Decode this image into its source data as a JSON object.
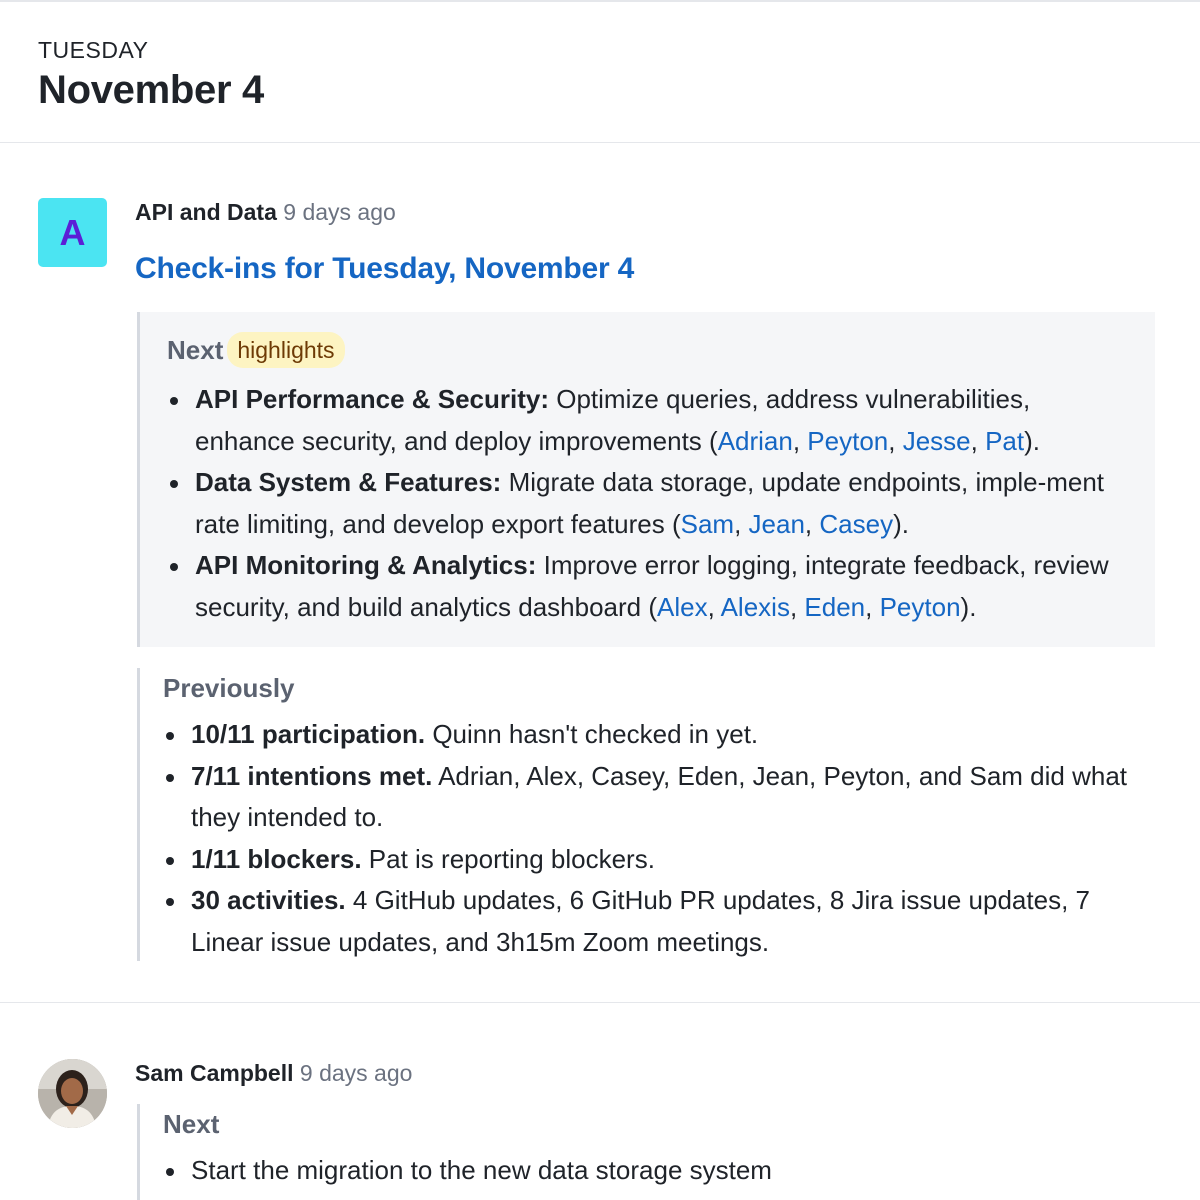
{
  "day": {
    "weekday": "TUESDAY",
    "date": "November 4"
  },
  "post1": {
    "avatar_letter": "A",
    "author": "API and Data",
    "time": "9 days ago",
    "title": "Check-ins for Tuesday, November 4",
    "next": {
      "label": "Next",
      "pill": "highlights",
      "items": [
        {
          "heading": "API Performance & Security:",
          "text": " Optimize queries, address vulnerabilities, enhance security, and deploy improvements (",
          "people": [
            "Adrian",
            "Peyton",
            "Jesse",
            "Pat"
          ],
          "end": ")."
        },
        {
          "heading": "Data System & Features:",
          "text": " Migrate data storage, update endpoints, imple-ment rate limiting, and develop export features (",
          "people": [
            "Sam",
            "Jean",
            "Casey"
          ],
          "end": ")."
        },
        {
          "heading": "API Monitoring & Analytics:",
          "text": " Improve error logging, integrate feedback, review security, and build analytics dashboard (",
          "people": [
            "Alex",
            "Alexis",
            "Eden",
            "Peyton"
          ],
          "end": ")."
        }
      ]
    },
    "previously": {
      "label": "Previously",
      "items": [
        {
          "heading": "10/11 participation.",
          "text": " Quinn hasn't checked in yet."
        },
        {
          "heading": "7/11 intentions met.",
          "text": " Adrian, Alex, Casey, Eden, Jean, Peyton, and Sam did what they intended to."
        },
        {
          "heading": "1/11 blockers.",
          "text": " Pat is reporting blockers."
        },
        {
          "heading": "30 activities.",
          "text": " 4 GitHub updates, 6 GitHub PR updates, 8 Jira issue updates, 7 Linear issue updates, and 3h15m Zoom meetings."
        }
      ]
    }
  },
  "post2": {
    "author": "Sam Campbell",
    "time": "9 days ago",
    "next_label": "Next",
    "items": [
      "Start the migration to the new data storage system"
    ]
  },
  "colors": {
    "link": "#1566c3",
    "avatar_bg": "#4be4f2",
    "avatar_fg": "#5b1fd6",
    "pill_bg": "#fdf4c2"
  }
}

» EXERCISE INSTRUCTIONS
Copy out the whole listing exactly, and don't carry over any pictures.

» SOLUTION FOR THIS EXERCISE
Decode this image into its source data as a JSON object.
{
  "day": {
    "weekday": "TUESDAY",
    "date": "November 4"
  },
  "post1": {
    "avatar_letter": "A",
    "author": "API and Data",
    "time": "9 days ago",
    "title": "Check-ins for Tuesday, November 4",
    "next": {
      "label": "Next",
      "pill": "highlights",
      "items": [
        {
          "heading": "API Performance & Security:",
          "text": " Optimize queries, address vulnerabilities, enhance security, and deploy improvements (",
          "people": [
            "Adrian",
            "Peyton",
            "Jesse",
            "Pat"
          ],
          "end": ")."
        },
        {
          "heading": "Data System & Features:",
          "text": " Migrate data storage, update endpoints, imple-ment rate limiting, and develop export features (",
          "people": [
            "Sam",
            "Jean",
            "Casey"
          ],
          "end": ")."
        },
        {
          "heading": "API Monitoring & Analytics:",
          "text": " Improve error logging, integrate feedback, review security, and build analytics dashboard (",
          "people": [
            "Alex",
            "Alexis",
            "Eden",
            "Peyton"
          ],
          "end": ")."
        }
      ]
    },
    "previously": {
      "label": "Previously",
      "items": [
        {
          "heading": "10/11 participation.",
          "text": " Quinn hasn't checked in yet."
        },
        {
          "heading": "7/11 intentions met.",
          "text": " Adrian, Alex, Casey, Eden, Jean, Peyton, and Sam did what they intended to."
        },
        {
          "heading": "1/11 blockers.",
          "text": " Pat is reporting blockers."
        },
        {
          "heading": "30 activities.",
          "text": " 4 GitHub updates, 6 GitHub PR updates, 8 Jira issue updates, 7 Linear issue updates, and 3h15m Zoom meetings."
        }
      ]
    }
  },
  "post2": {
    "author": "Sam Campbell",
    "time": "9 days ago",
    "next_label": "Next",
    "items": [
      "Start the migration to the new data storage system"
    ]
  },
  "colors": {
    "link": "#1566c3",
    "avatar_bg": "#4be4f2",
    "avatar_fg": "#5b1fd6",
    "pill_bg": "#fdf4c2"
  }
}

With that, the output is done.